[Stored items from a collection]
══════

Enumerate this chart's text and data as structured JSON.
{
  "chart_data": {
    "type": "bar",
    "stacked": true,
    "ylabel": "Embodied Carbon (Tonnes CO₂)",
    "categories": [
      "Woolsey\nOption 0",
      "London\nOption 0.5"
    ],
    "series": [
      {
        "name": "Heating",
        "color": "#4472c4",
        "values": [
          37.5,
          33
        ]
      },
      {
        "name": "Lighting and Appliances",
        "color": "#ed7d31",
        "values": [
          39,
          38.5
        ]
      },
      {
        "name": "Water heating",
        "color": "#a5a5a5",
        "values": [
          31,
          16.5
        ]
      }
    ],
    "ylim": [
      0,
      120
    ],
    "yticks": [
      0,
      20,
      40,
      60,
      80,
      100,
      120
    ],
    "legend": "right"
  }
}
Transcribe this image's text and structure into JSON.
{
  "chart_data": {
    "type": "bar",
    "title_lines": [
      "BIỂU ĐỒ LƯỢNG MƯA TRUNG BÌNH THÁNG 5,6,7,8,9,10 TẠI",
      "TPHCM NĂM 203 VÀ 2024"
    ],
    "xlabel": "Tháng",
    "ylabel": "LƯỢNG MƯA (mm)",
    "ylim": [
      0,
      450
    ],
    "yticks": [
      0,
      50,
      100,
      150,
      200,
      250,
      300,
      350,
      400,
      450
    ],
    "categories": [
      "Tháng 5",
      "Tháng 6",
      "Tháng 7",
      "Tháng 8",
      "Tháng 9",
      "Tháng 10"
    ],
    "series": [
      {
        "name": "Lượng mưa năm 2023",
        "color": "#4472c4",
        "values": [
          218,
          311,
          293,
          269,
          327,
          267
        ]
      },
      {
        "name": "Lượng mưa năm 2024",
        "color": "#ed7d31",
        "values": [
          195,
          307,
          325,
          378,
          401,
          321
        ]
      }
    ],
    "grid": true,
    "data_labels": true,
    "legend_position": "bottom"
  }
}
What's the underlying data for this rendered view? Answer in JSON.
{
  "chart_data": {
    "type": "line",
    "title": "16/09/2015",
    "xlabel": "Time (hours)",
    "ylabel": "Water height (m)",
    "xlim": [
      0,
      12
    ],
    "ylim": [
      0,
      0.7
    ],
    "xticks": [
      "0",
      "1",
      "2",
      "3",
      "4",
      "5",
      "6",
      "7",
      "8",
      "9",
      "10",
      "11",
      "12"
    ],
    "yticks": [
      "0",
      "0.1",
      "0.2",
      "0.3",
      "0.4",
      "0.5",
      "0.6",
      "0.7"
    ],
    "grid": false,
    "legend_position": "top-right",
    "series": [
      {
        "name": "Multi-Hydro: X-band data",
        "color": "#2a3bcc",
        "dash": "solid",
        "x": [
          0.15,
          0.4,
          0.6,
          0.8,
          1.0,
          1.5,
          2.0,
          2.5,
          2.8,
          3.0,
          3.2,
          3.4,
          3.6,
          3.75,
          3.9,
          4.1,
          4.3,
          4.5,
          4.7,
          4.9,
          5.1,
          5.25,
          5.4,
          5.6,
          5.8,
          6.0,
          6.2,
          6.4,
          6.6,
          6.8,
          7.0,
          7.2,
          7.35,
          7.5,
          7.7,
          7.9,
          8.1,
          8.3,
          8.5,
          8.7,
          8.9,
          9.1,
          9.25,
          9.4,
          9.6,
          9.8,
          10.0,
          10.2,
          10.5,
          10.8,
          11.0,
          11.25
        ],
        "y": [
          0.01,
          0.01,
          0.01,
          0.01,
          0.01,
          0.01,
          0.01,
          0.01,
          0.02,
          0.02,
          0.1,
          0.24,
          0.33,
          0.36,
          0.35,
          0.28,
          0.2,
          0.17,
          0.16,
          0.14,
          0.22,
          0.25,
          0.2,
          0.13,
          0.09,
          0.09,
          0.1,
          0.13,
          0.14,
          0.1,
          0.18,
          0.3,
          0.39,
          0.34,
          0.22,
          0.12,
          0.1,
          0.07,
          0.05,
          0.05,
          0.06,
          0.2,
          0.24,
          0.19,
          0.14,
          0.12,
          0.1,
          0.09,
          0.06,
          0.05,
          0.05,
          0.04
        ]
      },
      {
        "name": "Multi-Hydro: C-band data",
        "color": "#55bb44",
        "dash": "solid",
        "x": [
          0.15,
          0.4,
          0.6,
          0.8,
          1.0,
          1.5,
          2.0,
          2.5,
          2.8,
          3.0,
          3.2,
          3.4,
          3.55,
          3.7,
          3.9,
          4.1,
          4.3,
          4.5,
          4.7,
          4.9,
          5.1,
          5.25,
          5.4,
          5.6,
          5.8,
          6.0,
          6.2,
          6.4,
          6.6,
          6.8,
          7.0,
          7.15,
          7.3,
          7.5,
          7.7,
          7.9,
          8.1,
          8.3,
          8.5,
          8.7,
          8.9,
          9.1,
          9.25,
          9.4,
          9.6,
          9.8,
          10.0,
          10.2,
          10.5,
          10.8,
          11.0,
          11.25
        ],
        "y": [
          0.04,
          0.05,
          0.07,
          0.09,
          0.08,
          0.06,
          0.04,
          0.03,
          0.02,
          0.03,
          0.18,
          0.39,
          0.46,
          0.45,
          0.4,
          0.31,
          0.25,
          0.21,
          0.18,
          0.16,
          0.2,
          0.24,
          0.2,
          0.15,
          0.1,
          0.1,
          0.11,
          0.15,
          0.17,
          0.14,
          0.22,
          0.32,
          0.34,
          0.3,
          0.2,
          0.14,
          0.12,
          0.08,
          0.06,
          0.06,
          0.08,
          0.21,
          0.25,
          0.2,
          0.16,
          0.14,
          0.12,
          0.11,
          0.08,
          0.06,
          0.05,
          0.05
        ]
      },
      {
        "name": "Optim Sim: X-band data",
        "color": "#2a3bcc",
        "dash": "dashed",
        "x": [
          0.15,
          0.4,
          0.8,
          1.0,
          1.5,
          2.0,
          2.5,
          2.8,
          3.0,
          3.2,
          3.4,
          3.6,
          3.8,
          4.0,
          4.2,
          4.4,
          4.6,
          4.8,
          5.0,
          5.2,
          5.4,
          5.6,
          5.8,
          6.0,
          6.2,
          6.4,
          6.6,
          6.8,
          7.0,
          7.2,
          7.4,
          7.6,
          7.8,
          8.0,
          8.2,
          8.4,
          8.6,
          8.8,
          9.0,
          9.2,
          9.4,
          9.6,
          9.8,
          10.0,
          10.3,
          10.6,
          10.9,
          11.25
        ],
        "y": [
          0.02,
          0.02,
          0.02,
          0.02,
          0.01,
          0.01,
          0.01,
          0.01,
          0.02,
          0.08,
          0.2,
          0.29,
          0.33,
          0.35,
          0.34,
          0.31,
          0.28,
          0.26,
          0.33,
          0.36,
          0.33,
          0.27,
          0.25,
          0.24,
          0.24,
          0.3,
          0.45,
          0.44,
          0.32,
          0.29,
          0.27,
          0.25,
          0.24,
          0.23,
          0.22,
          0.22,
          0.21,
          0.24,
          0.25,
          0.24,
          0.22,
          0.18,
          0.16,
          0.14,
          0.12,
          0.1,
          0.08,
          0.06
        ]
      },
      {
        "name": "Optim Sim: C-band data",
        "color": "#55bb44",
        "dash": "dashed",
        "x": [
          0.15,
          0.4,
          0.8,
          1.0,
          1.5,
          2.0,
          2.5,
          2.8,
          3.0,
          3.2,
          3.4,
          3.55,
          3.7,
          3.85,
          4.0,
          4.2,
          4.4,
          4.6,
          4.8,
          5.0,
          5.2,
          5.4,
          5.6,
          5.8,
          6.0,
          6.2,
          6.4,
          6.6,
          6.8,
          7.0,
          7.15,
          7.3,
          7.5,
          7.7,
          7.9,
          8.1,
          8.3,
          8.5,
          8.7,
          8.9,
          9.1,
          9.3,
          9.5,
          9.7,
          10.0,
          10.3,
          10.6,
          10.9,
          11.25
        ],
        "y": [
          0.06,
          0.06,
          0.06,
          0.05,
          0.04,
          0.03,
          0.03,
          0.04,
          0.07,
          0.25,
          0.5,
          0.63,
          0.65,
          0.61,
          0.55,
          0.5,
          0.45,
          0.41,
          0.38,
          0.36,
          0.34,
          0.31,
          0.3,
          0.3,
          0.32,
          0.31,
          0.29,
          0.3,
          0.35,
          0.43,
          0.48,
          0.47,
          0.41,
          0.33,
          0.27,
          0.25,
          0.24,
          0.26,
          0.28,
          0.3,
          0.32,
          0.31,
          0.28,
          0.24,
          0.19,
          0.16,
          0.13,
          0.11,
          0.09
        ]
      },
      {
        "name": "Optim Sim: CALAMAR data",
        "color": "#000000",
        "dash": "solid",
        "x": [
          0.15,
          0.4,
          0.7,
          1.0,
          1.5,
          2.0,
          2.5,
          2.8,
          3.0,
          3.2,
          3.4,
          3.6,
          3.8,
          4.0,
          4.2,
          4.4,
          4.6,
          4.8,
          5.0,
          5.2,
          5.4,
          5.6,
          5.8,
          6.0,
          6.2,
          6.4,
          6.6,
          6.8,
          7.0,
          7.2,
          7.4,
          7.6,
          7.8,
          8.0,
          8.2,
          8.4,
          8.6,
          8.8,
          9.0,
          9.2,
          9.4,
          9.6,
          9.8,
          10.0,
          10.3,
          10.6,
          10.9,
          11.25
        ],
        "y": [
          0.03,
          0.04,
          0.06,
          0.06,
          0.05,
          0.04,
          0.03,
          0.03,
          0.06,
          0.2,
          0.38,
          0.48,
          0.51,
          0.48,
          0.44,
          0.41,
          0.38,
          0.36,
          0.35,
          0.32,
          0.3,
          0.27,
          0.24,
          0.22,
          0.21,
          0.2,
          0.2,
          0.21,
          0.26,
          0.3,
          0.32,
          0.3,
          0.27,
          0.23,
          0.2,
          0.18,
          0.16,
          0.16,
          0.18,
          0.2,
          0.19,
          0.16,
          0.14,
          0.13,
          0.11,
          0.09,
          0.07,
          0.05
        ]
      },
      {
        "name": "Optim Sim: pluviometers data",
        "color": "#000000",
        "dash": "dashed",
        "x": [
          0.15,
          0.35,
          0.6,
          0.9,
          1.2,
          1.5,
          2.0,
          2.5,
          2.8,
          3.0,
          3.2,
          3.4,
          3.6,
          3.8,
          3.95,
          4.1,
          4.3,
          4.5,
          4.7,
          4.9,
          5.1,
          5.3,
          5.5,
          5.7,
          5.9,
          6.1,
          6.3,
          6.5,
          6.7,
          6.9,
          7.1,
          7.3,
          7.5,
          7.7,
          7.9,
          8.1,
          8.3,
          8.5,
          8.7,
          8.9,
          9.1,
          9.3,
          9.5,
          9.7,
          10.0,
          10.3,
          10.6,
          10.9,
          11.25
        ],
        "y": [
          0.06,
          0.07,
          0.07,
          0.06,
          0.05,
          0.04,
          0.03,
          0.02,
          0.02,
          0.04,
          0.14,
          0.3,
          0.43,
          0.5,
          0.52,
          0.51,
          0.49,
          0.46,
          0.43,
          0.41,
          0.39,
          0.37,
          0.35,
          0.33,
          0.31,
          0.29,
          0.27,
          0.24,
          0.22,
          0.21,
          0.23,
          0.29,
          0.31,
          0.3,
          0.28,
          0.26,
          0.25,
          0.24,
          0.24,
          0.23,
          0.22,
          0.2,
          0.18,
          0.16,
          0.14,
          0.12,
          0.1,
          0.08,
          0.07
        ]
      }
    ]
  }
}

══════

STATED PROBLEM ▸ Copy out each line of the material that holds the word "JSON".

FINISHED ANSWER ▸
Enumerate this chart's text and data as structured JSON.
Transcribe this image's text and structure into JSON.
What's the underlying data for this rendered view? Answer in JSON.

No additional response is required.